◆ Given request ◆
Extract every line below that contains the string "委托数量", copying each line in full. Treat the match as case-sensitive.

══ Exercise material

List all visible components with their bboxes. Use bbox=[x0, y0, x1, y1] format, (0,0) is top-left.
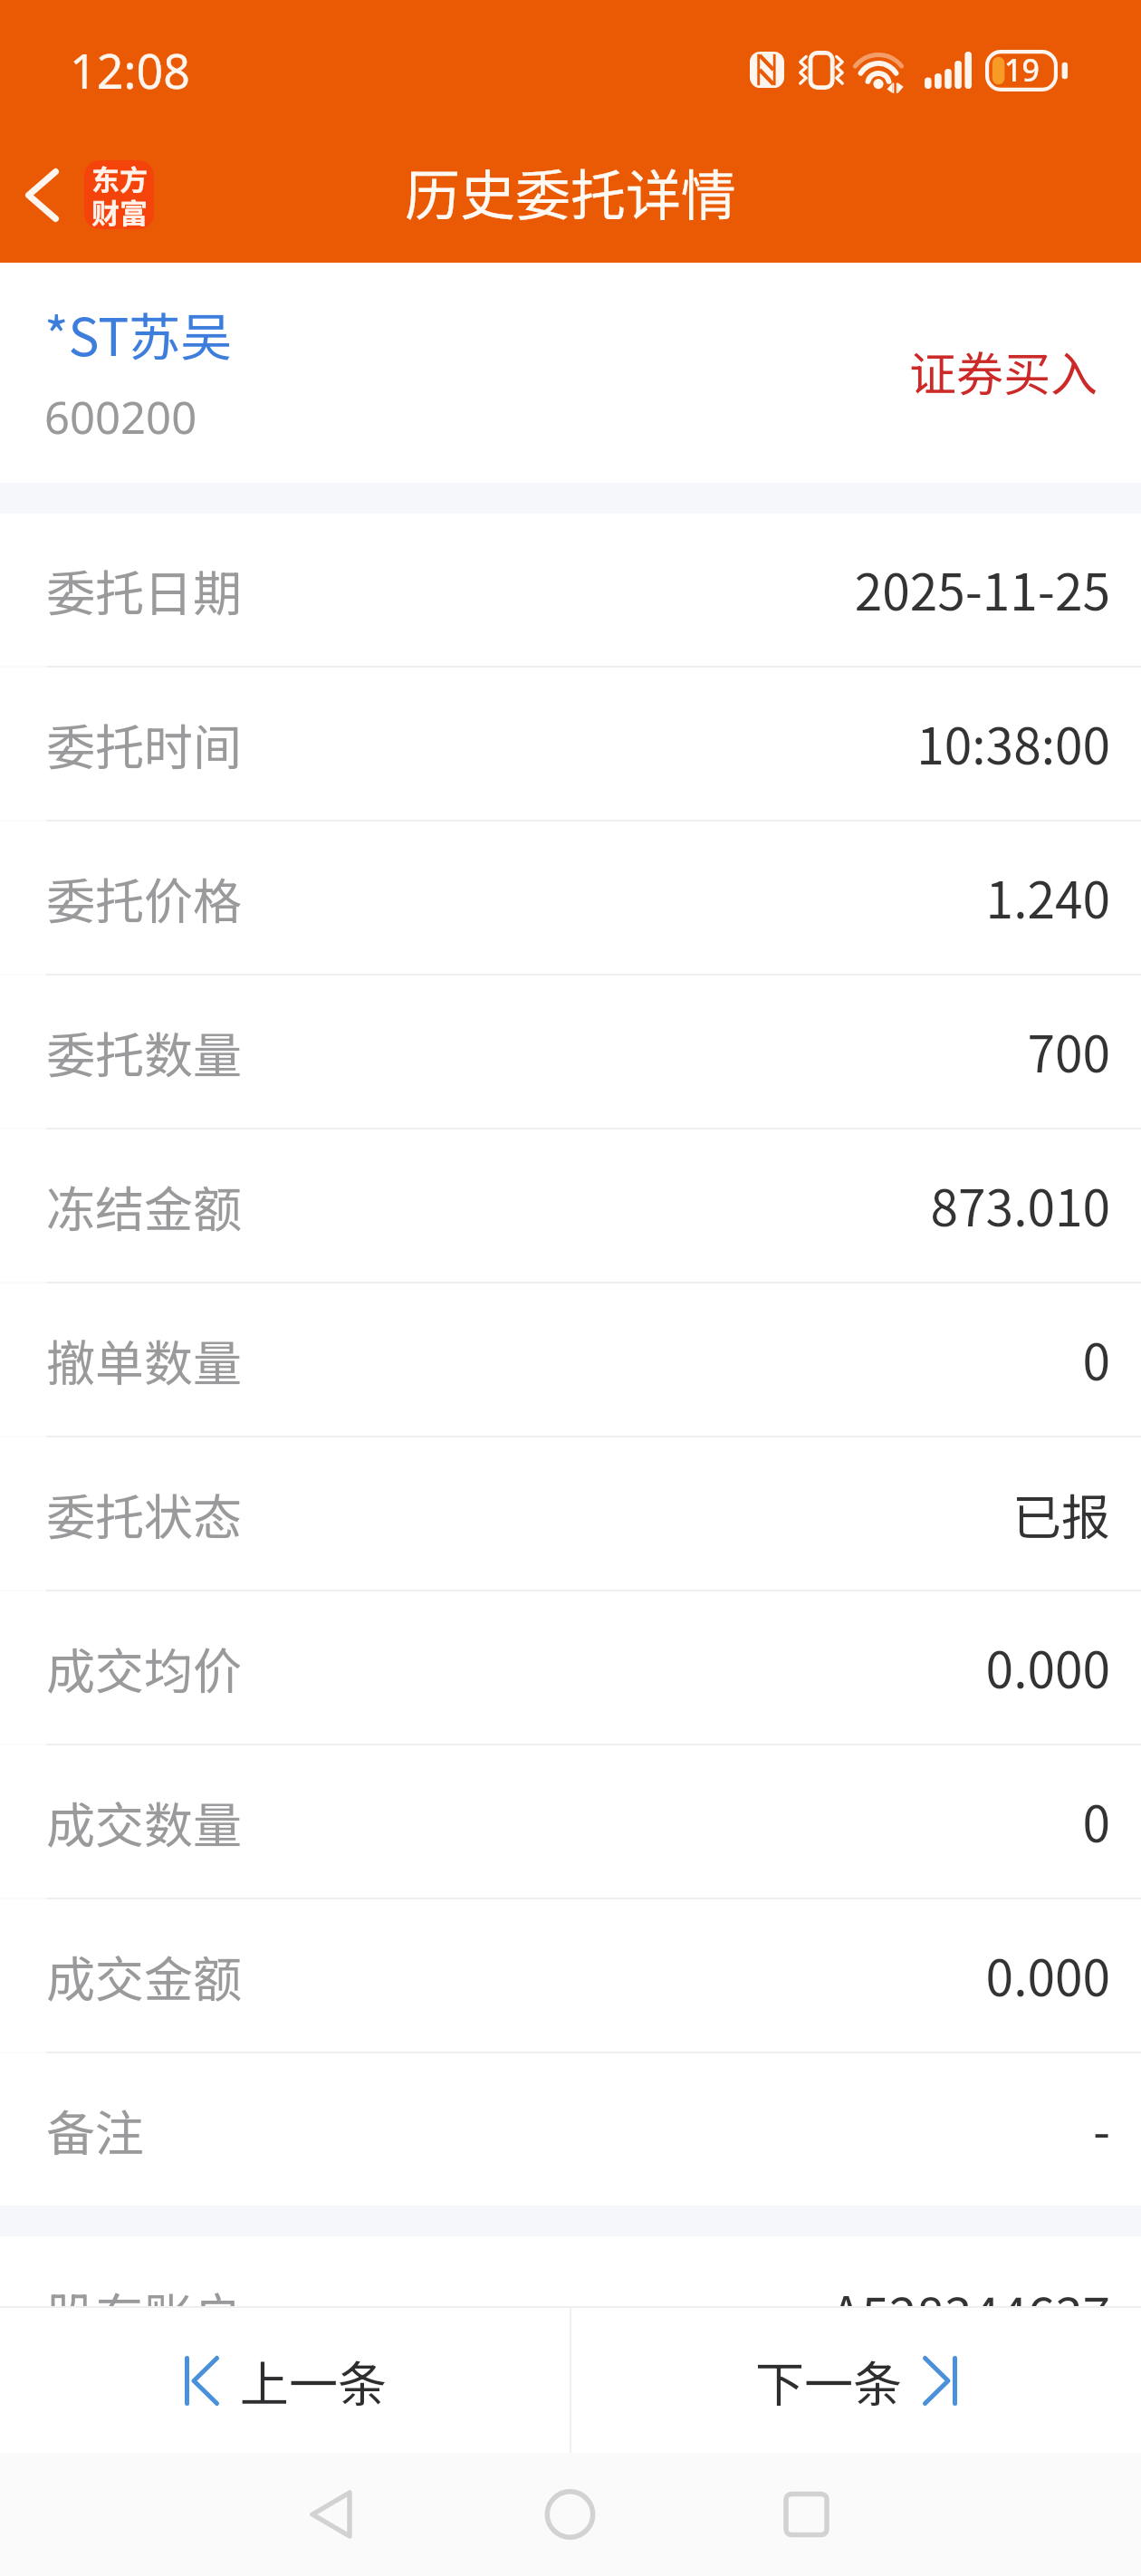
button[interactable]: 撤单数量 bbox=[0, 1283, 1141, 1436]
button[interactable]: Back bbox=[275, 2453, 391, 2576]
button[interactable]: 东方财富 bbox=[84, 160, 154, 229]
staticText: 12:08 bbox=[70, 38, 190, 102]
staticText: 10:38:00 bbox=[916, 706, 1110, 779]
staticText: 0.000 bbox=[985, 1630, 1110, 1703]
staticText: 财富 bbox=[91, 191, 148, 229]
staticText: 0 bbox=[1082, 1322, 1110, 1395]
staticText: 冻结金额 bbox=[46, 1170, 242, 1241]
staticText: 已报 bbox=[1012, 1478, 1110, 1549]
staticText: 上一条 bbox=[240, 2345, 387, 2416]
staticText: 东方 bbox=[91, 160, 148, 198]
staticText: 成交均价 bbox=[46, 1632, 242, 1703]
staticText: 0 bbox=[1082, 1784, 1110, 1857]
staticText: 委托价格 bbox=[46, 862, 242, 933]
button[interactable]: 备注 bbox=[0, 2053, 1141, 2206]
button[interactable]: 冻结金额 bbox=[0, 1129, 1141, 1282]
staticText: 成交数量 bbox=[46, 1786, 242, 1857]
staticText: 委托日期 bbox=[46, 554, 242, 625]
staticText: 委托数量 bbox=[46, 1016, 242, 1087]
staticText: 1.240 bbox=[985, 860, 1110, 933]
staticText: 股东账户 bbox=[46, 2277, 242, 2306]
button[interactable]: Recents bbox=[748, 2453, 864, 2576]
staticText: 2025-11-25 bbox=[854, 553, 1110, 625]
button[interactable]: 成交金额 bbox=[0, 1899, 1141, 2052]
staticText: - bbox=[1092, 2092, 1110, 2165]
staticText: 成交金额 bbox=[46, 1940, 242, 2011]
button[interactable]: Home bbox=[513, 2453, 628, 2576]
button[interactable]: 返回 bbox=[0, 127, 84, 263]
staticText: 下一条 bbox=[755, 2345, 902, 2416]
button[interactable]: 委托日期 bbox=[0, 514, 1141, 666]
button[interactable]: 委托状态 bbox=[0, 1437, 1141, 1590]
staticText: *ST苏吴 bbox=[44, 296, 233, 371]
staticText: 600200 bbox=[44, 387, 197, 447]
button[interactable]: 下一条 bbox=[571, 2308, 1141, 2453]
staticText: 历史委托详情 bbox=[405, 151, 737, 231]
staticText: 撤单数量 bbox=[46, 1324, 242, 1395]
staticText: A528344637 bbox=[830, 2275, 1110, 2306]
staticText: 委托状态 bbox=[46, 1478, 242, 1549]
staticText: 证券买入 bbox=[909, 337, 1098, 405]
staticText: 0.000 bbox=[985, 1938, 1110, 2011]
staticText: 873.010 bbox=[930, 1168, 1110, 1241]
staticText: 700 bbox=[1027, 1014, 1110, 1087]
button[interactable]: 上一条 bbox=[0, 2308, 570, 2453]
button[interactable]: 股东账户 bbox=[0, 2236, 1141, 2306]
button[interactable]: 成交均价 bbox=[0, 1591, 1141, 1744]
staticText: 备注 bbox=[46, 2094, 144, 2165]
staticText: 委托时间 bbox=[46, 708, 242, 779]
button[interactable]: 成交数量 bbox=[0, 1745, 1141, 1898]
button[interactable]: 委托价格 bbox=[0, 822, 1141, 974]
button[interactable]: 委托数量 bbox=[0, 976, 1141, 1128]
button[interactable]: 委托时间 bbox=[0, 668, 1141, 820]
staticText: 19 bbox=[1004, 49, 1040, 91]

════

◆ Output of the task ◆
staticText: 委托数量 bbox=[46, 1016, 242, 1087]
button[interactable]: 委托数量 bbox=[0, 976, 1141, 1128]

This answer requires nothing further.